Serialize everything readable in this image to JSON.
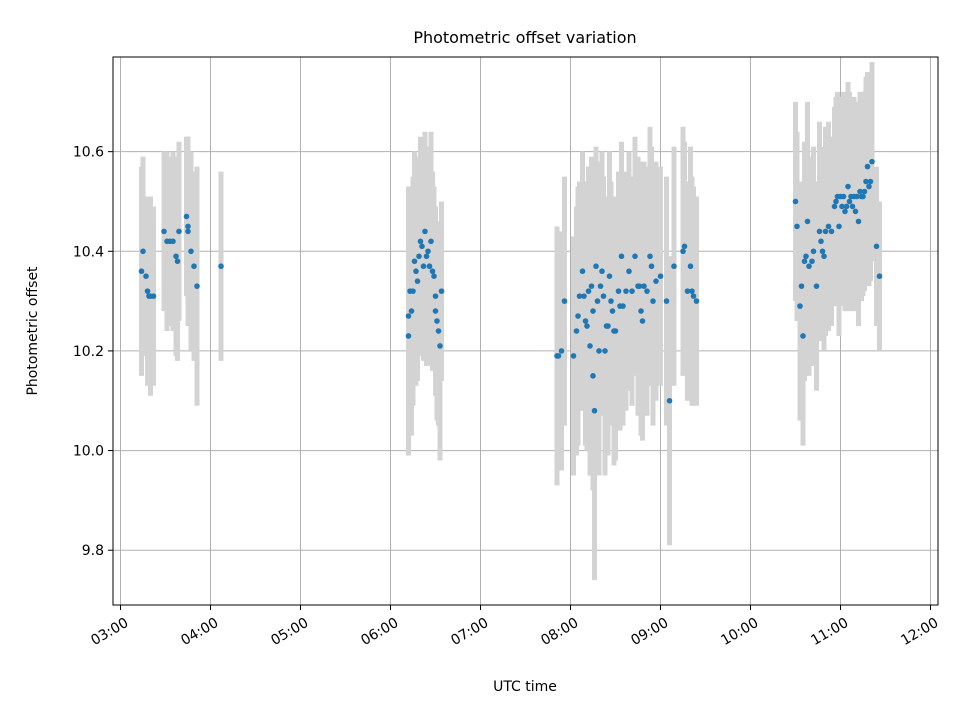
{
  "chart_data": {
    "type": "scatter",
    "title": "Photometric offset variation",
    "xlabel": "UTC time",
    "ylabel": "Photometric offset",
    "x_axis_kind": "time",
    "xlim": [
      "02:55",
      "12:05"
    ],
    "ylim": [
      9.69,
      10.79
    ],
    "grid": true,
    "legend": "none",
    "x_ticks": [
      "03:00",
      "04:00",
      "05:00",
      "06:00",
      "07:00",
      "08:00",
      "09:00",
      "10:00",
      "11:00",
      "12:00"
    ],
    "y_ticks": [
      "9.8",
      "10.0",
      "10.2",
      "10.4",
      "10.6"
    ],
    "colors": {
      "points": "#1f77b4",
      "error_bars": "#d3d3d3",
      "grid": "#b0b0b0"
    },
    "series": [
      {
        "fields": [
          "time",
          "value",
          "error"
        ],
        "points": [
          [
            "03:14",
            10.36,
            0.21
          ],
          [
            "03:15",
            10.4,
            0.19
          ],
          [
            "03:17",
            10.35,
            0.16
          ],
          [
            "03:18",
            10.32,
            0.19
          ],
          [
            "03:19",
            10.31,
            0.16
          ],
          [
            "03:20",
            10.31,
            0.2
          ],
          [
            "03:22",
            10.31,
            0.18
          ],
          [
            "03:29",
            10.44,
            0.16
          ],
          [
            "03:31",
            10.42,
            0.18
          ],
          [
            "03:33",
            10.42,
            0.17
          ],
          [
            "03:35",
            10.42,
            0.18
          ],
          [
            "03:37",
            10.39,
            0.2
          ],
          [
            "03:38",
            10.38,
            0.2
          ],
          [
            "03:39",
            10.44,
            0.18
          ],
          [
            "03:44",
            10.47,
            0.16
          ],
          [
            "03:45",
            10.45,
            0.18
          ],
          [
            "03:45",
            10.44,
            0.19
          ],
          [
            "03:47",
            10.4,
            0.2
          ],
          [
            "03:49",
            10.37,
            0.19
          ],
          [
            "03:51",
            10.33,
            0.24
          ],
          [
            "04:07",
            10.37,
            0.19
          ],
          [
            "06:12",
            10.23,
            0.24
          ],
          [
            "06:12",
            10.27,
            0.26
          ],
          [
            "06:13",
            10.32,
            0.2
          ],
          [
            "06:14",
            10.28,
            0.25
          ],
          [
            "06:15",
            10.32,
            0.23
          ],
          [
            "06:16",
            10.38,
            0.22
          ],
          [
            "06:17",
            10.36,
            0.23
          ],
          [
            "06:18",
            10.34,
            0.2
          ],
          [
            "06:19",
            10.39,
            0.2
          ],
          [
            "06:20",
            10.42,
            0.21
          ],
          [
            "06:21",
            10.41,
            0.18
          ],
          [
            "06:22",
            10.37,
            0.19
          ],
          [
            "06:23",
            10.44,
            0.2
          ],
          [
            "06:24",
            10.39,
            0.22
          ],
          [
            "06:25",
            10.4,
            0.18
          ],
          [
            "06:26",
            10.37,
            0.2
          ],
          [
            "06:27",
            10.42,
            0.22
          ],
          [
            "06:28",
            10.36,
            0.2
          ],
          [
            "06:29",
            10.35,
            0.18
          ],
          [
            "06:30",
            10.31,
            0.18
          ],
          [
            "06:30",
            10.28,
            0.17
          ],
          [
            "06:31",
            10.26,
            0.2
          ],
          [
            "06:32",
            10.24,
            0.19
          ],
          [
            "06:33",
            10.21,
            0.23
          ],
          [
            "06:34",
            10.32,
            0.18
          ],
          [
            "07:51",
            10.19,
            0.26
          ],
          [
            "07:52",
            10.19,
            0.23
          ],
          [
            "07:54",
            10.2,
            0.24
          ],
          [
            "07:56",
            10.3,
            0.25
          ],
          [
            "08:02",
            10.19,
            0.24
          ],
          [
            "08:04",
            10.24,
            0.25
          ],
          [
            "08:05",
            10.27,
            0.26
          ],
          [
            "08:06",
            10.31,
            0.23
          ],
          [
            "08:08",
            10.36,
            0.24
          ],
          [
            "08:09",
            10.31,
            0.23
          ],
          [
            "08:10",
            10.26,
            0.25
          ],
          [
            "08:11",
            10.25,
            0.25
          ],
          [
            "08:12",
            10.32,
            0.25
          ],
          [
            "08:13",
            10.21,
            0.26
          ],
          [
            "08:14",
            10.33,
            0.26
          ],
          [
            "08:15",
            10.28,
            0.27
          ],
          [
            "08:15",
            10.15,
            0.23
          ],
          [
            "08:16",
            10.08,
            0.34
          ],
          [
            "08:17",
            10.37,
            0.24
          ],
          [
            "08:18",
            10.3,
            0.25
          ],
          [
            "08:19",
            10.2,
            0.25
          ],
          [
            "08:20",
            10.33,
            0.25
          ],
          [
            "08:21",
            10.36,
            0.24
          ],
          [
            "08:22",
            10.31,
            0.24
          ],
          [
            "08:23",
            10.2,
            0.25
          ],
          [
            "08:24",
            10.25,
            0.24
          ],
          [
            "08:25",
            10.25,
            0.26
          ],
          [
            "08:26",
            10.35,
            0.25
          ],
          [
            "08:27",
            10.3,
            0.24
          ],
          [
            "08:28",
            10.28,
            0.23
          ],
          [
            "08:29",
            10.24,
            0.27
          ],
          [
            "08:30",
            10.24,
            0.26
          ],
          [
            "08:32",
            10.32,
            0.24
          ],
          [
            "08:33",
            10.29,
            0.25
          ],
          [
            "08:34",
            10.39,
            0.23
          ],
          [
            "08:35",
            10.29,
            0.24
          ],
          [
            "08:37",
            10.32,
            0.24
          ],
          [
            "08:39",
            10.36,
            0.24
          ],
          [
            "08:41",
            10.32,
            0.23
          ],
          [
            "08:43",
            10.39,
            0.24
          ],
          [
            "08:45",
            10.33,
            0.26
          ],
          [
            "08:46",
            10.33,
            0.25
          ],
          [
            "08:47",
            10.28,
            0.25
          ],
          [
            "08:48",
            10.26,
            0.24
          ],
          [
            "08:49",
            10.33,
            0.25
          ],
          [
            "08:51",
            10.32,
            0.25
          ],
          [
            "08:53",
            10.39,
            0.26
          ],
          [
            "08:54",
            10.37,
            0.24
          ],
          [
            "08:55",
            10.3,
            0.25
          ],
          [
            "08:57",
            10.34,
            0.24
          ],
          [
            "09:00",
            10.35,
            0.22
          ],
          [
            "09:04",
            10.3,
            0.25
          ],
          [
            "09:06",
            10.1,
            0.29
          ],
          [
            "09:09",
            10.37,
            0.24
          ],
          [
            "09:15",
            10.4,
            0.25
          ],
          [
            "09:16",
            10.41,
            0.21
          ],
          [
            "09:18",
            10.32,
            0.22
          ],
          [
            "09:20",
            10.37,
            0.24
          ],
          [
            "09:21",
            10.32,
            0.23
          ],
          [
            "09:22",
            10.31,
            0.22
          ],
          [
            "09:24",
            10.3,
            0.21
          ],
          [
            "10:30",
            10.5,
            0.2
          ],
          [
            "10:31",
            10.45,
            0.19
          ],
          [
            "10:33",
            10.29,
            0.23
          ],
          [
            "10:34",
            10.33,
            0.21
          ],
          [
            "10:35",
            10.23,
            0.22
          ],
          [
            "10:36",
            10.38,
            0.24
          ],
          [
            "10:37",
            10.39,
            0.2
          ],
          [
            "10:38",
            10.46,
            0.24
          ],
          [
            "10:39",
            10.37,
            0.22
          ],
          [
            "10:41",
            10.38,
            0.21
          ],
          [
            "10:42",
            10.4,
            0.21
          ],
          [
            "10:44",
            10.33,
            0.21
          ],
          [
            "10:46",
            10.44,
            0.22
          ],
          [
            "10:47",
            10.42,
            0.19
          ],
          [
            "10:48",
            10.4,
            0.18
          ],
          [
            "10:49",
            10.39,
            0.19
          ],
          [
            "10:50",
            10.44,
            0.21
          ],
          [
            "10:52",
            10.45,
            0.21
          ],
          [
            "10:54",
            10.44,
            0.19
          ],
          [
            "10:56",
            10.49,
            0.2
          ],
          [
            "10:57",
            10.5,
            0.21
          ],
          [
            "10:58",
            10.51,
            0.21
          ],
          [
            "10:59",
            10.45,
            0.22
          ],
          [
            "11:00",
            10.51,
            0.2
          ],
          [
            "11:01",
            10.49,
            0.2
          ],
          [
            "11:02",
            10.51,
            0.21
          ],
          [
            "11:03",
            10.48,
            0.2
          ],
          [
            "11:04",
            10.49,
            0.19
          ],
          [
            "11:05",
            10.53,
            0.21
          ],
          [
            "11:06",
            10.5,
            0.22
          ],
          [
            "11:07",
            10.51,
            0.19
          ],
          [
            "11:08",
            10.49,
            0.21
          ],
          [
            "11:09",
            10.51,
            0.2
          ],
          [
            "11:10",
            10.48,
            0.2
          ],
          [
            "11:11",
            10.51,
            0.19
          ],
          [
            "11:12",
            10.46,
            0.21
          ],
          [
            "11:13",
            10.52,
            0.2
          ],
          [
            "11:14",
            10.51,
            0.21
          ],
          [
            "11:15",
            10.51,
            0.2
          ],
          [
            "11:16",
            10.52,
            0.2
          ],
          [
            "11:17",
            10.54,
            0.21
          ],
          [
            "11:18",
            10.57,
            0.19
          ],
          [
            "11:19",
            10.53,
            0.2
          ],
          [
            "11:20",
            10.54,
            0.2
          ],
          [
            "11:21",
            10.58,
            0.2
          ],
          [
            "11:24",
            10.41,
            0.16
          ],
          [
            "11:26",
            10.35,
            0.15
          ]
        ]
      }
    ]
  }
}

■ **The task**
Copy out each line of the material that holds the word "offset".

■ **Answer for this exercise**
    "title": "Photometric offset variation",
    "ylabel": "Photometric offset",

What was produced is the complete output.